• AIM
Extract the text of every entry below exactly; leave images out.

========

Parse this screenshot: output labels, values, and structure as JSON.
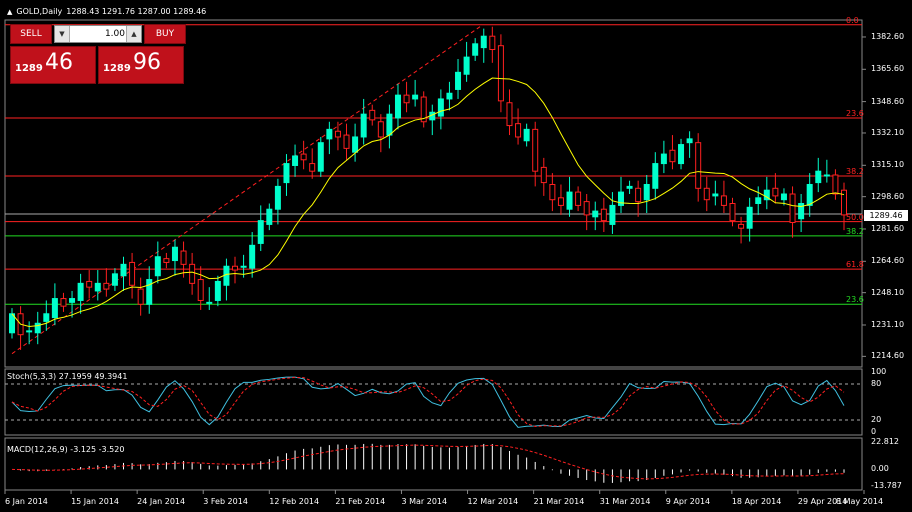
{
  "header": {
    "symbol": "GOLD,Daily",
    "ohlc": "1288.43 1291.76 1287.00 1289.46"
  },
  "trade_panel": {
    "sell_label": "SELL",
    "buy_label": "BUY",
    "lot": "1.00",
    "sell_small": "1289",
    "sell_big": "46",
    "buy_small": "1289",
    "buy_big": "96"
  },
  "price_axis": [
    "1382.60",
    "1365.60",
    "1348.60",
    "1332.10",
    "1315.10",
    "1298.60",
    "1281.60",
    "1264.60",
    "1248.10",
    "1231.10",
    "1214.60"
  ],
  "current_price": "1289.46",
  "fib_levels": [
    {
      "label": "0.0",
      "color": "#ff2222",
      "price": 1389
    },
    {
      "label": "23.6",
      "color": "#ff2222",
      "price": 1340
    },
    {
      "label": "38.2",
      "color": "#ff2222",
      "price": 1309.5
    },
    {
      "label": "50.0",
      "color": "#ff2222",
      "price": 1285.5
    },
    {
      "label": "61.8",
      "color": "#ff2222",
      "price": 1260.5
    },
    {
      "label": "23.6",
      "color": "#22dd22",
      "price": 1242
    },
    {
      "label": "38.2",
      "color": "#22dd22",
      "price": 1278
    }
  ],
  "stoch": {
    "title": "Stoch(5,3,3) 27.1959 49.3941",
    "levels": [
      "100",
      "80",
      "20",
      "0"
    ]
  },
  "macd": {
    "title": "MACD(12,26,9) -3.125 -3.520",
    "levels": [
      "22.812",
      "0.00",
      "-13.787"
    ]
  },
  "dates": [
    "6 Jan 2014",
    "15 Jan 2014",
    "24 Jan 2014",
    "3 Feb 2014",
    "12 Feb 2014",
    "21 Feb 2014",
    "3 Mar 2014",
    "12 Mar 2014",
    "21 Mar 2014",
    "31 Mar 2014",
    "9 Apr 2014",
    "18 Apr 2014",
    "29 Apr 2014",
    "8 May 2014"
  ],
  "colors": {
    "bull": "#00ffcc",
    "bear": "#ff2020",
    "ma": "#ffff00",
    "signal": "#ff2020",
    "stoch": "#40c0e0"
  },
  "chart_data": {
    "type": "candlestick",
    "close": [
      1237,
      1226,
      1228,
      1232,
      1237,
      1245,
      1241,
      1245,
      1253,
      1251,
      1253,
      1250,
      1258,
      1263,
      1252,
      1242,
      1255,
      1267,
      1264,
      1272,
      1263,
      1253,
      1244,
      1243,
      1254,
      1262,
      1260,
      1262,
      1273,
      1286,
      1292,
      1304,
      1316,
      1320,
      1318,
      1312,
      1327,
      1334,
      1330,
      1324,
      1330,
      1342,
      1339,
      1330,
      1342,
      1352,
      1348,
      1352,
      1338,
      1343,
      1350,
      1353,
      1364,
      1372,
      1379,
      1383,
      1376,
      1349,
      1336,
      1330,
      1334,
      1312,
      1306,
      1297,
      1294,
      1301,
      1294,
      1289,
      1291,
      1286,
      1294,
      1301,
      1304,
      1296,
      1305,
      1316,
      1321,
      1317,
      1326,
      1329,
      1303,
      1297,
      1300,
      1294,
      1286,
      1282,
      1293,
      1298,
      1302,
      1299,
      1300,
      1285,
      1295,
      1305,
      1312,
      1310,
      1300,
      1289
    ]
  }
}
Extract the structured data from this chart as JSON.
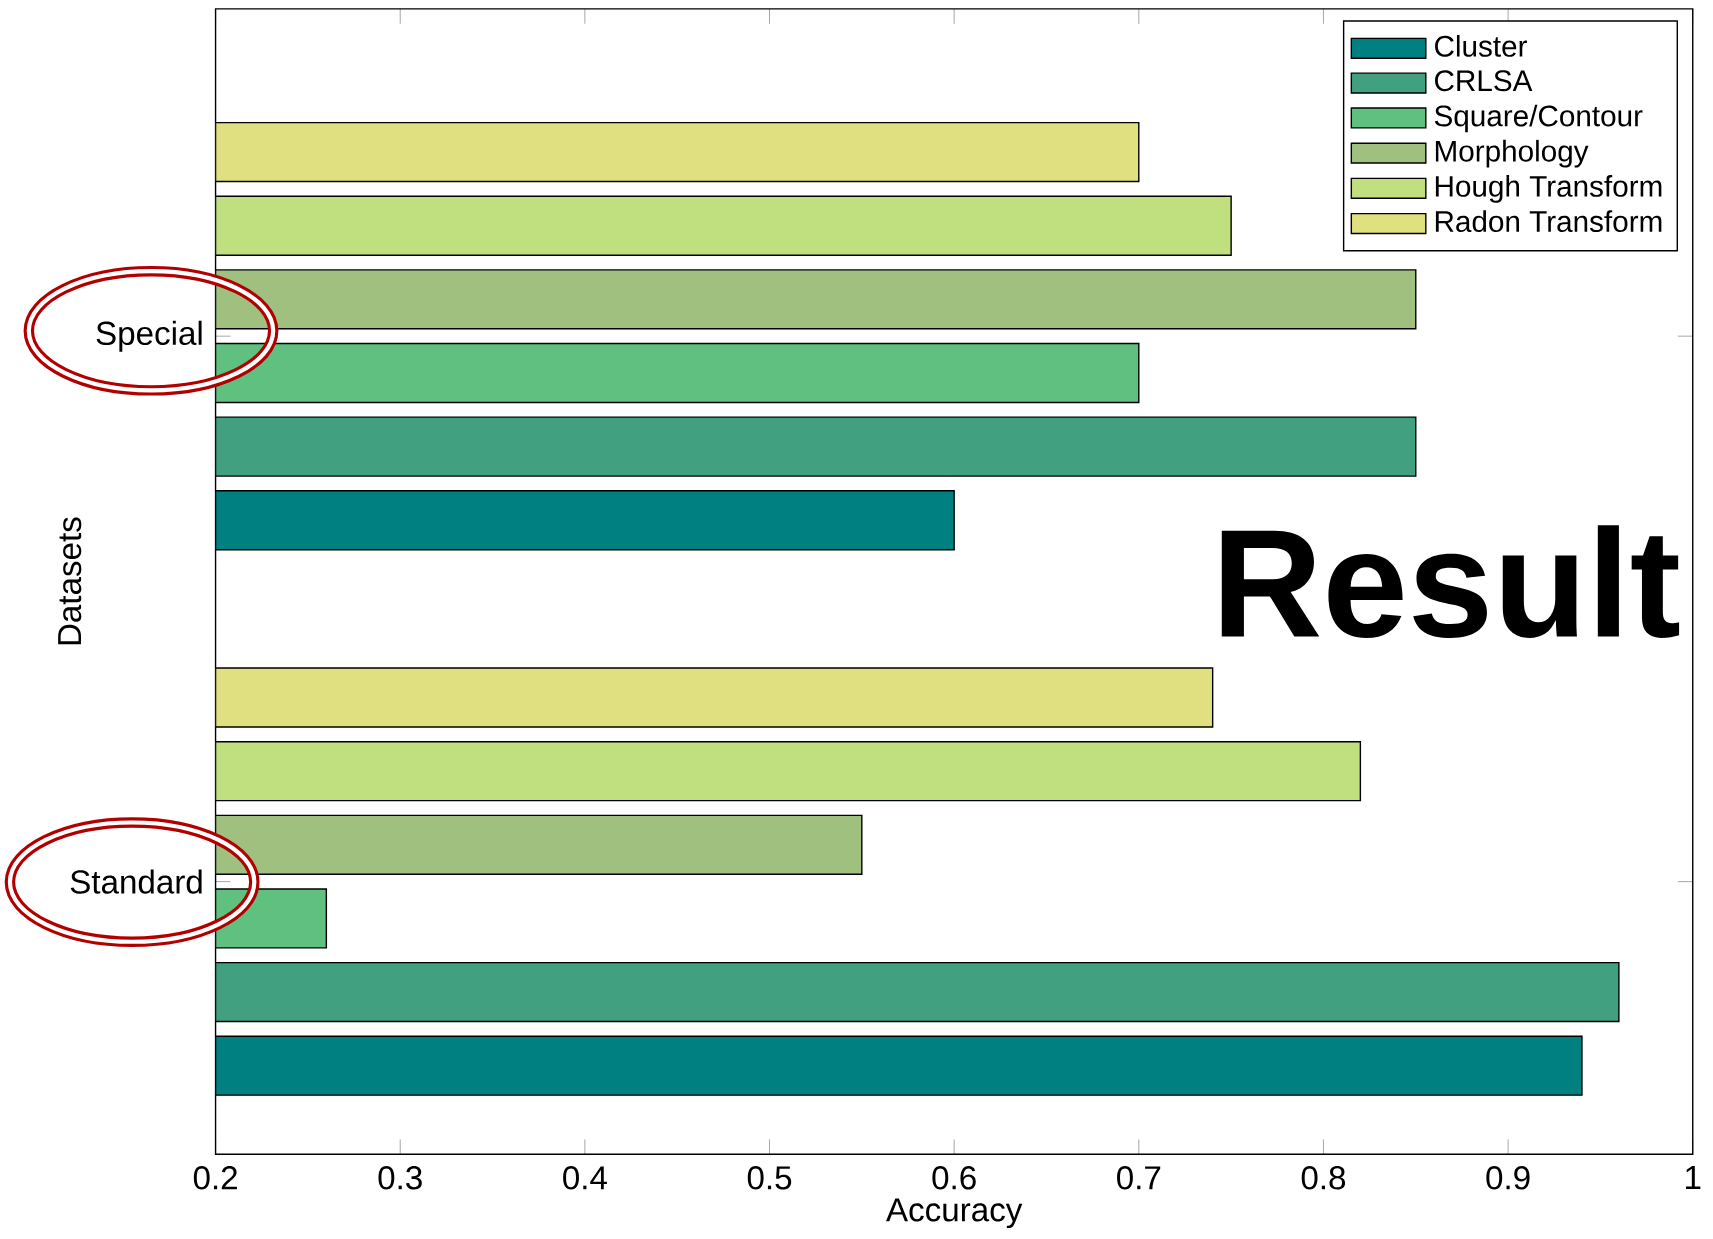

========

• TASK OUTPUT
Parse this screenshot: output labels, values, and structure as JSON.
{
  "header": {
    "symbol": "GOLD,Daily",
    "ohlc": "1288.43 1291.76 1287.00 1289.46"
  },
  "trade_panel": {
    "sell_label": "SELL",
    "buy_label": "BUY",
    "lot": "1.00",
    "sell_small": "1289",
    "sell_big": "46",
    "buy_small": "1289",
    "buy_big": "96"
  },
  "price_axis": [
    "1382.60",
    "1365.60",
    "1348.60",
    "1332.10",
    "1315.10",
    "1298.60",
    "1281.60",
    "1264.60",
    "1248.10",
    "1231.10",
    "1214.60"
  ],
  "current_price": "1289.46",
  "fib_levels": [
    {
      "label": "0.0",
      "color": "#ff2222",
      "price": 1389
    },
    {
      "label": "23.6",
      "color": "#ff2222",
      "price": 1340
    },
    {
      "label": "38.2",
      "color": "#ff2222",
      "price": 1309.5
    },
    {
      "label": "50.0",
      "color": "#ff2222",
      "price": 1285.5
    },
    {
      "label": "61.8",
      "color": "#ff2222",
      "price": 1260.5
    },
    {
      "label": "23.6",
      "color": "#22dd22",
      "price": 1242
    },
    {
      "label": "38.2",
      "color": "#22dd22",
      "price": 1278
    }
  ],
  "stoch": {
    "title": "Stoch(5,3,3) 27.1959 49.3941",
    "levels": [
      "100",
      "80",
      "20",
      "0"
    ]
  },
  "macd": {
    "title": "MACD(12,26,9) -3.125 -3.520",
    "levels": [
      "22.812",
      "0.00",
      "-13.787"
    ]
  },
  "dates": [
    "6 Jan 2014",
    "15 Jan 2014",
    "24 Jan 2014",
    "3 Feb 2014",
    "12 Feb 2014",
    "21 Feb 2014",
    "3 Mar 2014",
    "12 Mar 2014",
    "21 Mar 2014",
    "31 Mar 2014",
    "9 Apr 2014",
    "18 Apr 2014",
    "29 Apr 2014",
    "8 May 2014"
  ],
  "colors": {
    "bull": "#00ffcc",
    "bear": "#ff2020",
    "ma": "#ffff00",
    "signal": "#ff2020",
    "stoch": "#40c0e0"
  },
  "chart_data": {
    "type": "candlestick",
    "close": [
      1237,
      1226,
      1228,
      1232,
      1237,
      1245,
      1241,
      1245,
      1253,
      1251,
      1253,
      1250,
      1258,
      1263,
      1252,
      1242,
      1255,
      1267,
      1264,
      1272,
      1263,
      1253,
      1244,
      1243,
      1254,
      1262,
      1260,
      1262,
      1273,
      1286,
      1292,
      1304,
      1316,
      1320,
      1318,
      1312,
      1327,
      1334,
      1330,
      1324,
      1330,
      1342,
      1339,
      1330,
      1342,
      1352,
      1348,
      1352,
      1338,
      1343,
      1350,
      1353,
      1364,
      1372,
      1379,
      1383,
      1376,
      1349,
      1336,
      1330,
      1334,
      1312,
      1306,
      1297,
      1294,
      1301,
      1294,
      1289,
      1291,
      1286,
      1294,
      1301,
      1304,
      1296,
      1305,
      1316,
      1321,
      1317,
      1326,
      1329,
      1303,
      1297,
      1300,
      1294,
      1286,
      1282,
      1293,
      1298,
      1302,
      1299,
      1300,
      1285,
      1295,
      1305,
      1312,
      1310,
      1300,
      1289
    ]
  }
}
Extract the structured data from this chart as JSON.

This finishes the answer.